Copy everything from the first of the entries down to the one containing "ref-line-label: COP 15 [208,429,233,453]" into a numbered list, leaving out any blank lines.
++++ Given data ++++
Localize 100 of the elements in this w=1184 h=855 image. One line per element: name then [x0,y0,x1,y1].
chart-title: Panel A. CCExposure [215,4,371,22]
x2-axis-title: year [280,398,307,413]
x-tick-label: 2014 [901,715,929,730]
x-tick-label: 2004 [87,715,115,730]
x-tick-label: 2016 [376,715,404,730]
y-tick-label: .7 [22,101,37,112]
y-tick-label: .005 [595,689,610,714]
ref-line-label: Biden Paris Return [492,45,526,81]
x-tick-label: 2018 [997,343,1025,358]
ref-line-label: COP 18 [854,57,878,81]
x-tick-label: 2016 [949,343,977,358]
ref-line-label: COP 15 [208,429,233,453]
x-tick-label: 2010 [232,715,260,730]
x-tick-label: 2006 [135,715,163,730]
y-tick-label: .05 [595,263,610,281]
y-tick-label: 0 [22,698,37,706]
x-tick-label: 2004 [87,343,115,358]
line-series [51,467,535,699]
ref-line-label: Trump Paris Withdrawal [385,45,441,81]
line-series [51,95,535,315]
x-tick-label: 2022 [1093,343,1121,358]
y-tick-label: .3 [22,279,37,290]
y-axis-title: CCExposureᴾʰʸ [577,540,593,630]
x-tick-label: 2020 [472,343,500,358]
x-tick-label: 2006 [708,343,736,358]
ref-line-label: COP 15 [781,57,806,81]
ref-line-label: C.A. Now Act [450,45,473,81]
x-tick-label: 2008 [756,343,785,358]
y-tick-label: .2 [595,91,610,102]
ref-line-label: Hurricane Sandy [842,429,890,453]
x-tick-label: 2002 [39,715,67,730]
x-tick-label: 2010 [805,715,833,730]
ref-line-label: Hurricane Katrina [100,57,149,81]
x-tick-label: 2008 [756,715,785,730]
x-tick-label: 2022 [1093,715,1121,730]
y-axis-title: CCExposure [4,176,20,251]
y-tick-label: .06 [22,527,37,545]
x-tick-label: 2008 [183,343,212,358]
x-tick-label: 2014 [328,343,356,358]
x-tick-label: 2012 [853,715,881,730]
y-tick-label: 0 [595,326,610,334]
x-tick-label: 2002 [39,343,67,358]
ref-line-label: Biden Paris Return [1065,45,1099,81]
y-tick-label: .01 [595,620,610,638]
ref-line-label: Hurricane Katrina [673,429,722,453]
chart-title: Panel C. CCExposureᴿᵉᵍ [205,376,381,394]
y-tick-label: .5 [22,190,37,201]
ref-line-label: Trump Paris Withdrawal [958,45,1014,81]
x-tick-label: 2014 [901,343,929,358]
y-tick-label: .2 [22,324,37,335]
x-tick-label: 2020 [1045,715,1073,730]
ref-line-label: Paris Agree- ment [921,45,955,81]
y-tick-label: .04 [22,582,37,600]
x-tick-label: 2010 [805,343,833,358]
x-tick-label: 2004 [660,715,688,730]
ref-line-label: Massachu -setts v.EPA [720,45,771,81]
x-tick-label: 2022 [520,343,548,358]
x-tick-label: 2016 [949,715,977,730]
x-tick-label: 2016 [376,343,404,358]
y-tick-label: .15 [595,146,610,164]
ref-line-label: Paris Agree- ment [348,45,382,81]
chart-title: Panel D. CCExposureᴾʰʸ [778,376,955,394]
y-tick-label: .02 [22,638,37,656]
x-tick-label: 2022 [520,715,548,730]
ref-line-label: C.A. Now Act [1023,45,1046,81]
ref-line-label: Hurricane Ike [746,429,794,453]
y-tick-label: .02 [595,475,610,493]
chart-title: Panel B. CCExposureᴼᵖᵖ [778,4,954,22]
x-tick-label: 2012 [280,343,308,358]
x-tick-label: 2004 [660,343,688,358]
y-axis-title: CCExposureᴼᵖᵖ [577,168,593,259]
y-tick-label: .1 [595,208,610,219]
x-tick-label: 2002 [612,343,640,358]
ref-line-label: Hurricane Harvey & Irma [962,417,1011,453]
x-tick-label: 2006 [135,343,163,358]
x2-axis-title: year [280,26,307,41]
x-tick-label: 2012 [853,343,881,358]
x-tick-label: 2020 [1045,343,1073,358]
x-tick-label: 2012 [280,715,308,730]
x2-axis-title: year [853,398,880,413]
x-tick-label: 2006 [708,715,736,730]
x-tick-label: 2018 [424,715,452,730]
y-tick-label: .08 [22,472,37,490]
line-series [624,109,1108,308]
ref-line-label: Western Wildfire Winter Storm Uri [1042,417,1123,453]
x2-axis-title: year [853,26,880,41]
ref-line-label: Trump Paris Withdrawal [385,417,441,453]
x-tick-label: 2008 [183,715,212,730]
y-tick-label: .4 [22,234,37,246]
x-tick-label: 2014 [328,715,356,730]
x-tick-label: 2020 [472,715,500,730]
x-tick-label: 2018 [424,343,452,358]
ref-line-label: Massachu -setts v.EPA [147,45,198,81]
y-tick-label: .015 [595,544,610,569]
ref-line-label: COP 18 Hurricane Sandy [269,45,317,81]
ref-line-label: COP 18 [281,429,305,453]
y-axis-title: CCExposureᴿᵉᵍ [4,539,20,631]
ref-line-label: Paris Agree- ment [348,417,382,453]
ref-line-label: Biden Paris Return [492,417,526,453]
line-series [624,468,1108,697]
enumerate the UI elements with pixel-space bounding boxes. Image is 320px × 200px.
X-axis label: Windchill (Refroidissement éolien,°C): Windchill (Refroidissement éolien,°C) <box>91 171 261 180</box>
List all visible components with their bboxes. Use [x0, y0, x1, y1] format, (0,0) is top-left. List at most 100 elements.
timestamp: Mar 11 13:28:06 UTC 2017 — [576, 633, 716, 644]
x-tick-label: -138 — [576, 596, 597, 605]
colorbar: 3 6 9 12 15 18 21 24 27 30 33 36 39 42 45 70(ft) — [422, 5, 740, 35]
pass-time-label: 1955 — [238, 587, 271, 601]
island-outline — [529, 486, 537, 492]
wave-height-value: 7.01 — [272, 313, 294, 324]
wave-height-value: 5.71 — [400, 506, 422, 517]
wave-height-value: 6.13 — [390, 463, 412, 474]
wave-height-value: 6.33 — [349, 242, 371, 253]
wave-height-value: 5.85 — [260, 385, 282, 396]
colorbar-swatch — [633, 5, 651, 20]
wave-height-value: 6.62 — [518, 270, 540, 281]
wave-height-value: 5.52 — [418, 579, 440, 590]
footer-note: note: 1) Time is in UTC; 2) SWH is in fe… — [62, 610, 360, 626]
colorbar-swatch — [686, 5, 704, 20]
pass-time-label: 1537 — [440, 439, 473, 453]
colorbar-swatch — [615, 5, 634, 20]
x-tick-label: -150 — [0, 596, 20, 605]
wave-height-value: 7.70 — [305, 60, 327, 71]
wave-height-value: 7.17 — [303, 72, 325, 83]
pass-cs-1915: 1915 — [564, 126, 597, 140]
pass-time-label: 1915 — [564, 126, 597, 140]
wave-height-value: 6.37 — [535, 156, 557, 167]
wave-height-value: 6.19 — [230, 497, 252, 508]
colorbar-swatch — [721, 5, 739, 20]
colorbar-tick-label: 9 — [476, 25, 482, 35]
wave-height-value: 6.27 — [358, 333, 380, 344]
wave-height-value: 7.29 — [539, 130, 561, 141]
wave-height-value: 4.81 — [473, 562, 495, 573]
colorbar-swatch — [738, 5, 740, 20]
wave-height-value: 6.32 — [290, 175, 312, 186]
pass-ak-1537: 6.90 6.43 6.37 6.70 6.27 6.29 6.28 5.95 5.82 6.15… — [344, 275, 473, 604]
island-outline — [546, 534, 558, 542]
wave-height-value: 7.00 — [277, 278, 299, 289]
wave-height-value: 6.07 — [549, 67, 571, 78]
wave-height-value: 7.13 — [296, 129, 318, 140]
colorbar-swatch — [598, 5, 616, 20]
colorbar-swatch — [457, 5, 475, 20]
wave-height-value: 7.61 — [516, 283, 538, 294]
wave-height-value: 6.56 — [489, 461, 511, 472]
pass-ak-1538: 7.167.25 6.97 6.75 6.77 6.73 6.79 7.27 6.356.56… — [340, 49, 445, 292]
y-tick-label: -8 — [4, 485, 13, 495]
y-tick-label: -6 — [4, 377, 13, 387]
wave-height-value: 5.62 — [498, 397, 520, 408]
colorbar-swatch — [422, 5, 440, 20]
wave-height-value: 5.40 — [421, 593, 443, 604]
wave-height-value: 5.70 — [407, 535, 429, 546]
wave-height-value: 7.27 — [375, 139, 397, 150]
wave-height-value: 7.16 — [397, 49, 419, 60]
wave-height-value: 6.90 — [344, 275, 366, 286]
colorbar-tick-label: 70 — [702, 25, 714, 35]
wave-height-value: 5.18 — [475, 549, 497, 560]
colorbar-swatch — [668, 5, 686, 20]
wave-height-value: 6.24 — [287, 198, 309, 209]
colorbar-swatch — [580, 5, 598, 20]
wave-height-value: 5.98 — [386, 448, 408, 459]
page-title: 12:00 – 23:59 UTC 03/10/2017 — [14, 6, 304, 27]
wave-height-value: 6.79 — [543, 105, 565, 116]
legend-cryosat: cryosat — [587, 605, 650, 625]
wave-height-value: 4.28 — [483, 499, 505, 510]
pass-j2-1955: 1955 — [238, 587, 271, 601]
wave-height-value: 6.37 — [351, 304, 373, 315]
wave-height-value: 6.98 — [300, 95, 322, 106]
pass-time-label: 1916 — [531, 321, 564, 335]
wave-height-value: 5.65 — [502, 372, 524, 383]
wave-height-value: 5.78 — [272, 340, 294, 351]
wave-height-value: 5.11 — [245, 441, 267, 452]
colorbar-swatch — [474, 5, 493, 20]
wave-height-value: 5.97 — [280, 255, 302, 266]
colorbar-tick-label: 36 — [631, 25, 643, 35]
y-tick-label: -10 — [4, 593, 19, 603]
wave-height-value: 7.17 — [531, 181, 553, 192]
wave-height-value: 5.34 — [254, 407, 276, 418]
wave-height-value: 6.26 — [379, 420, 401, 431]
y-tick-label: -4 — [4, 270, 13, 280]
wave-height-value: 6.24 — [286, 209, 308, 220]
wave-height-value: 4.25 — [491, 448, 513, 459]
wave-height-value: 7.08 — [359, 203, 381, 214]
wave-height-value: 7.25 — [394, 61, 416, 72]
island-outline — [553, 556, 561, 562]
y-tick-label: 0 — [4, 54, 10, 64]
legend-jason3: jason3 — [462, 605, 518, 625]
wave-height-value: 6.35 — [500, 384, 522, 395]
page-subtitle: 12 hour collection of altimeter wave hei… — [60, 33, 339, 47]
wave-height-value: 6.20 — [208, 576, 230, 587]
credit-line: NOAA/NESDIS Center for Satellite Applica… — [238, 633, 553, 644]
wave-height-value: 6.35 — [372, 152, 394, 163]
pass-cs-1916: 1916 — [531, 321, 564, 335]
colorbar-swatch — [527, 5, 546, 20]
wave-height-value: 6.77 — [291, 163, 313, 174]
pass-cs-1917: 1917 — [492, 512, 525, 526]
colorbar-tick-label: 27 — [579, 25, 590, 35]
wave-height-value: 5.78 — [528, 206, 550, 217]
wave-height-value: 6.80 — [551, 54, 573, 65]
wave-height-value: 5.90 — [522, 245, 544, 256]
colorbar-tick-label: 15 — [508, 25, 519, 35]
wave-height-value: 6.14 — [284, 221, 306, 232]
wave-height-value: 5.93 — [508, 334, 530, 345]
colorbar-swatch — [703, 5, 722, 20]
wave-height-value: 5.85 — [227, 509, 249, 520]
++++
### Answer for the task
1. Localize 100 of the elements in this w=1184 h=855 image. One line per element: name then [x0,y0,x1,y1].
2. chart-title: Panel A. CCExposure [215,4,371,22]
3. x2-axis-title: year [280,398,307,413]
4. x-tick-label: 2014 [901,715,929,730]
5. x-tick-label: 2004 [87,715,115,730]
6. x-tick-label: 2016 [376,715,404,730]
7. y-tick-label: .7 [22,101,37,112]
8. y-tick-label: .005 [595,689,610,714]
9. ref-line-label: Biden Paris Return [492,45,526,81]
10. x-tick-label: 2018 [997,343,1025,358]
11. ref-line-label: COP 18 [854,57,878,81]
12. x-tick-label: 2016 [949,343,977,358]
13. ref-line-label: COP 15 [208,429,233,453]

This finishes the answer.